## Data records
○ ○ ○ ○ ○ ○ ○

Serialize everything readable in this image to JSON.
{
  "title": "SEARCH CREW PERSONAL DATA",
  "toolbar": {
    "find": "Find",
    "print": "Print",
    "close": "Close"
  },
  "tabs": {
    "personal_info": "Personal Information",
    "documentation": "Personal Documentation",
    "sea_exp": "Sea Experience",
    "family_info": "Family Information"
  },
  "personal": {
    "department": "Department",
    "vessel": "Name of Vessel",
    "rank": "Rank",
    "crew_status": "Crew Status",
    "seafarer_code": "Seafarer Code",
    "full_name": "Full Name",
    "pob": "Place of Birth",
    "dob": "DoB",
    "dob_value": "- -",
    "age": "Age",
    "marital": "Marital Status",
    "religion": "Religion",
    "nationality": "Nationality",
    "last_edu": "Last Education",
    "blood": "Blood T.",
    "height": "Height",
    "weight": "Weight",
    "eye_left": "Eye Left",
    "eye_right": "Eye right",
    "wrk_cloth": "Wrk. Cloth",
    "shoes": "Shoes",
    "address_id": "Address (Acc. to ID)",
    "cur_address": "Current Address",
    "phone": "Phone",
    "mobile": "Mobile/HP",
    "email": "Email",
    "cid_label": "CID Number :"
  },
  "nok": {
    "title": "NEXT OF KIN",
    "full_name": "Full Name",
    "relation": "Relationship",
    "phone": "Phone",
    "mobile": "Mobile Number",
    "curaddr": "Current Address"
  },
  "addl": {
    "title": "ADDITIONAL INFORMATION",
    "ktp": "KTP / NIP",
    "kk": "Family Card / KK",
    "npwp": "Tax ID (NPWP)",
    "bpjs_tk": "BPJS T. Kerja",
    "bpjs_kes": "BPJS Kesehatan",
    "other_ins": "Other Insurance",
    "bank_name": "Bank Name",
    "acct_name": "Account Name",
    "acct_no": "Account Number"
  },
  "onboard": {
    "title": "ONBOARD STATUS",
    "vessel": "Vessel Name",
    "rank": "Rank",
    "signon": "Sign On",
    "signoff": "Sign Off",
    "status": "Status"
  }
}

○ ○ ○ ○ ○ ○ ○

## REQUIREMENTS
Copy out the whole listing exactly as written.

## THE RESULT
Serialize everything readable in this image to JSON.
{
  "title": "SEARCH CREW PERSONAL DATA",
  "toolbar": {
    "find": "Find",
    "print": "Print",
    "close": "Close"
  },
  "tabs": {
    "personal_info": "Personal Information",
    "documentation": "Personal Documentation",
    "sea_exp": "Sea Experience",
    "family_info": "Family Information"
  },
  "personal": {
    "department": "Department",
    "vessel": "Name of Vessel",
    "rank": "Rank",
    "crew_status": "Crew Status",
    "seafarer_code": "Seafarer Code",
    "full_name": "Full Name",
    "pob": "Place of Birth",
    "dob": "DoB",
    "dob_value": "- -",
    "age": "Age",
    "marital": "Marital Status",
    "religion": "Religion",
    "nationality": "Nationality",
    "last_edu": "Last Education",
    "blood": "Blood T.",
    "height": "Height",
    "weight": "Weight",
    "eye_left": "Eye Left",
    "eye_right": "Eye right",
    "wrk_cloth": "Wrk. Cloth",
    "shoes": "Shoes",
    "address_id": "Address (Acc. to ID)",
    "cur_address": "Current Address",
    "phone": "Phone",
    "mobile": "Mobile/HP",
    "email": "Email",
    "cid_label": "CID Number :"
  },
  "nok": {
    "title": "NEXT OF KIN",
    "full_name": "Full Name",
    "relation": "Relationship",
    "phone": "Phone",
    "mobile": "Mobile Number",
    "curaddr": "Current Address"
  },
  "addl": {
    "title": "ADDITIONAL INFORMATION",
    "ktp": "KTP / NIP",
    "kk": "Family Card / KK",
    "npwp": "Tax ID (NPWP)",
    "bpjs_tk": "BPJS T. Kerja",
    "bpjs_kes": "BPJS Kesehatan",
    "other_ins": "Other Insurance",
    "bank_name": "Bank Name",
    "acct_name": "Account Name",
    "acct_no": "Account Number"
  },
  "onboard": {
    "title": "ONBOARD STATUS",
    "vessel": "Vessel Name",
    "rank": "Rank",
    "signon": "Sign On",
    "signoff": "Sign Off",
    "status": "Status"
  }
}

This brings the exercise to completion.